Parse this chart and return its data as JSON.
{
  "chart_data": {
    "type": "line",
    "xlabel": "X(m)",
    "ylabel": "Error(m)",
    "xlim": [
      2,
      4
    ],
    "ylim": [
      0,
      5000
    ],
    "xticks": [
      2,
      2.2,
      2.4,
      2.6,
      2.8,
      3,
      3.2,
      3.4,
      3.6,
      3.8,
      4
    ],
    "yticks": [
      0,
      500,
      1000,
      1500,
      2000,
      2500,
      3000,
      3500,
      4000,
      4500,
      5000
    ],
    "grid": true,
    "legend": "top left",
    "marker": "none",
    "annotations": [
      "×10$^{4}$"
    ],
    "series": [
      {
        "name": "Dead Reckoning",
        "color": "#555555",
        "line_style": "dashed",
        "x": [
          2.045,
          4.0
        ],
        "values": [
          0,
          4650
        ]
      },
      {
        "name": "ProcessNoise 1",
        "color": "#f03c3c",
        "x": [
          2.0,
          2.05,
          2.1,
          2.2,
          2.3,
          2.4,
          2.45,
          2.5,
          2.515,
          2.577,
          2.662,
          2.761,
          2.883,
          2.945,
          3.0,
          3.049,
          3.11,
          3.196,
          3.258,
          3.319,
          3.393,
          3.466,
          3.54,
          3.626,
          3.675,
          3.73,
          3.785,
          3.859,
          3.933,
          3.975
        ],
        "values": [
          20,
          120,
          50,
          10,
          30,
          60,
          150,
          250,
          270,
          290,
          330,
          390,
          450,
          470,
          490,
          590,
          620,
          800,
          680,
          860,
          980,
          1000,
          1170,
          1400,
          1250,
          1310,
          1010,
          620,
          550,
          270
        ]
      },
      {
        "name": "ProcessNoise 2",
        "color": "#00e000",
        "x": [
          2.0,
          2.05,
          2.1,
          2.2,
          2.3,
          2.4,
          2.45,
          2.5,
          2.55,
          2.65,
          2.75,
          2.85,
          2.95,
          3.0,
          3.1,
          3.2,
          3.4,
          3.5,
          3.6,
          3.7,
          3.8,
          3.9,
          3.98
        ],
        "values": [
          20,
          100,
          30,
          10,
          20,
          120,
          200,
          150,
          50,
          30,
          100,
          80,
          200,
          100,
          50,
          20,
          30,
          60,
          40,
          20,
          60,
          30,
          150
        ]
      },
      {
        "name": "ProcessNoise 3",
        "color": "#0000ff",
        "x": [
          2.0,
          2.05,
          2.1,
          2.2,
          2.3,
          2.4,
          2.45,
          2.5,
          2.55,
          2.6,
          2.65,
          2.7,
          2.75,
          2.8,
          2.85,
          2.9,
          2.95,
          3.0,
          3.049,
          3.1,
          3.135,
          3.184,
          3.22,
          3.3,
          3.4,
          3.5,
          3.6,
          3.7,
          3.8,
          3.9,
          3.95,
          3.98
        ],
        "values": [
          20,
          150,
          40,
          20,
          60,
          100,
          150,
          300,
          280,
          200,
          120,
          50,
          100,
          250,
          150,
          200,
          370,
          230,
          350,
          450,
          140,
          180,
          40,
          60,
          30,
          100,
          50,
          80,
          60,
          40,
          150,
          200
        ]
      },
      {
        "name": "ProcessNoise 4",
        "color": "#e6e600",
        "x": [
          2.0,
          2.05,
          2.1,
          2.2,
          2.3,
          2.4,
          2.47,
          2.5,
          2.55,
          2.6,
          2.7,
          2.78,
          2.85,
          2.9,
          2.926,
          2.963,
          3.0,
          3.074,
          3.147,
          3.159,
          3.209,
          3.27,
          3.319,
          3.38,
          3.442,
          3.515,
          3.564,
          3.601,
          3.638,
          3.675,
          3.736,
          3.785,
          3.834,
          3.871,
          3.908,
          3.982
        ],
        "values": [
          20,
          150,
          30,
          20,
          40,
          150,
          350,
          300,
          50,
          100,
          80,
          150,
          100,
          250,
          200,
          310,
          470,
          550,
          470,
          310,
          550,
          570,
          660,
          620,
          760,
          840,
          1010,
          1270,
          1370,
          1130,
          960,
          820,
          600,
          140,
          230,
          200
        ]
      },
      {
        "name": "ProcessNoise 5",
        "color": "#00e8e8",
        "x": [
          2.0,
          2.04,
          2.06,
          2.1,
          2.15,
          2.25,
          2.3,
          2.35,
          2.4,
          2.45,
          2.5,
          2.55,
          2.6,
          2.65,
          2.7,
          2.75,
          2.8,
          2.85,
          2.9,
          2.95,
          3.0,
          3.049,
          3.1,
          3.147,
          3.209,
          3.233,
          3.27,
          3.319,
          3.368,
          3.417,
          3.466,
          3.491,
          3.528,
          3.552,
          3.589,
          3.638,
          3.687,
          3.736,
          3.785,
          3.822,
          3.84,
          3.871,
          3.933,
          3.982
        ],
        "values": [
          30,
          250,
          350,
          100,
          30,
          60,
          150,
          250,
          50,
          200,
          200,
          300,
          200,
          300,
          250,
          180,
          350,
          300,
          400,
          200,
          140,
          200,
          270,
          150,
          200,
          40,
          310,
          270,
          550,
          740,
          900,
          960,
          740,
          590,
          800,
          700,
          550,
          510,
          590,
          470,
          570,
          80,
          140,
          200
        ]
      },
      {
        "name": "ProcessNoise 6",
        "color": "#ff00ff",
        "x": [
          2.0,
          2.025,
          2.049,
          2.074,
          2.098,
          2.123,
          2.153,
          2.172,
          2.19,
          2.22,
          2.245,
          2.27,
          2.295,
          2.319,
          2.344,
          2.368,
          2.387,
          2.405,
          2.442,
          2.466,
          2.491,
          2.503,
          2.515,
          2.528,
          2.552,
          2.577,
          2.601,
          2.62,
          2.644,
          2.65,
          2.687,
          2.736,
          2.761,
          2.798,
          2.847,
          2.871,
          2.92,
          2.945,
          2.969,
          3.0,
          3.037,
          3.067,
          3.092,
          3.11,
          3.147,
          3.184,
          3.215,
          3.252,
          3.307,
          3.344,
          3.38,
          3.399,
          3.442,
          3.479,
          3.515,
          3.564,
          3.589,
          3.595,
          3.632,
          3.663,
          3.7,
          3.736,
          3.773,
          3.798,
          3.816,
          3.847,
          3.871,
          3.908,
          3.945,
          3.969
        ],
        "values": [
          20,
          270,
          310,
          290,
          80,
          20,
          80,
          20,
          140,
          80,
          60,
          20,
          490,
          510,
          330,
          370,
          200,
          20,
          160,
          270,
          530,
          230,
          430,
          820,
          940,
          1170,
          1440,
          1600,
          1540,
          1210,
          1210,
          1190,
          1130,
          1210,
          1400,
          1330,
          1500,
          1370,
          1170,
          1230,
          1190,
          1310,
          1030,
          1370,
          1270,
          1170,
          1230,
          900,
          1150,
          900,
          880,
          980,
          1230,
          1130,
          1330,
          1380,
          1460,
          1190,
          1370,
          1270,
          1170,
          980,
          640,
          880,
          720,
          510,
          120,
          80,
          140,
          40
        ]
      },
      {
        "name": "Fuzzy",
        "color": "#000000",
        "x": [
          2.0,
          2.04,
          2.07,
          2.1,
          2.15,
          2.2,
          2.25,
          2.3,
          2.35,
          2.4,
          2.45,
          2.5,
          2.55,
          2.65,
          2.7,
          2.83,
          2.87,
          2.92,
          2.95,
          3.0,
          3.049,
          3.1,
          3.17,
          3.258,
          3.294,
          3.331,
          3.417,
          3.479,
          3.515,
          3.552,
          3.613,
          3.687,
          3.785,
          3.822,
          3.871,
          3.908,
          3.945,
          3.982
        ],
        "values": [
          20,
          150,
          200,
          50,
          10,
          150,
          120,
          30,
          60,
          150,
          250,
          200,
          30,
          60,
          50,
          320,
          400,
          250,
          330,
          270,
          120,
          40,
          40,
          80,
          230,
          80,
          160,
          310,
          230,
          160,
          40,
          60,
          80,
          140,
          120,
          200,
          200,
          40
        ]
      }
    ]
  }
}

> **To do**
Identify and copy all lines with the word "ProcessNoise".

> **Written answer**
        "name": "ProcessNoise 1",
        "name": "ProcessNoise 2",
        "name": "ProcessNoise 3",
        "name": "ProcessNoise 4",
        "name": "ProcessNoise 5",
        "name": "ProcessNoise 6",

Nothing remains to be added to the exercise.